Goal: Below are some records; give them all again exactly, but not the pictures.

==== Available data ====

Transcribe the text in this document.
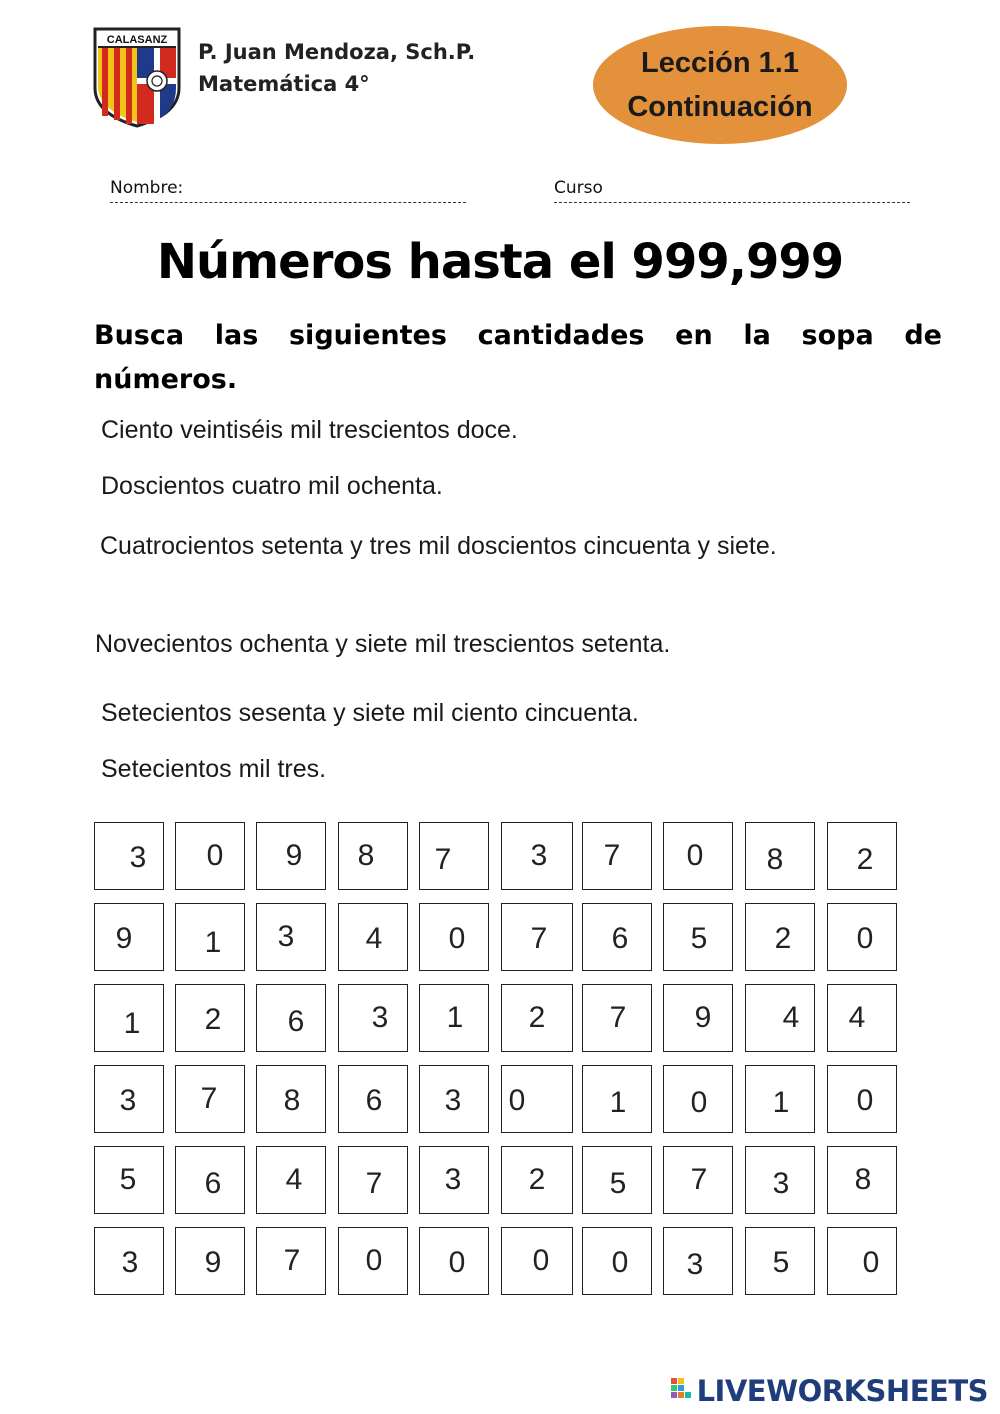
CALASANZ P. Juan Mendoza, Sch.P.
Matemática 4°
Lección 1.1
Continuación
Nombre:	Curso
Números hasta el 999,999
Busca las siguientes cantidades en la sopa de números.
Ciento veintiséis mil trescientos doce.
Doscientos cuatro mil ochenta.
Cuatrocientos setenta y tres mil doscientos cincuenta y siete.
Novecientos ochenta y siete mil trescientos setenta.
Setecientos sesenta y siete mil ciento cincuenta.
Setecientos mil tres.
3 0 9 8 7	3 7 0 8 2
9 1 3 4 0 7 6 5 2 0
1 2 6 3 1 2 7 9 4 4
3 7 8 6 3 0	1 0 1 0
5 6 4 7 3 2 5 7 3 8
3 9 7 0 0 0 0 3 5 0
LIVEWORKSHEETS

====

The reply:
Transcribe the text in this document.
CALASANZ P. Juan Mendoza, Sch.P.
Matemática 4°
Lección 1.1
Continuación
Nombre:	Curso
Números hasta el 999,999
Busca las siguientes cantidades en la sopa de números.
Ciento veintiséis mil trescientos doce.
Doscientos cuatro mil ochenta.
Cuatrocientos setenta y tres mil doscientos cincuenta y siete.
Novecientos ochenta y siete mil trescientos setenta.
Setecientos sesenta y siete mil ciento cincuenta.
Setecientos mil tres.
3 0 9 8 7	3 7 0 8 2
9 1 3 4 0 7 6 5 2 0
1 2 6 3 1 2 7 9 4 4
3 7 8 6 3 0	1 0 1 0
5 6 4 7 3 2 5 7 3 8
3 9 7 0 0 0 0 3 5 0
LIVEWORKSHEETS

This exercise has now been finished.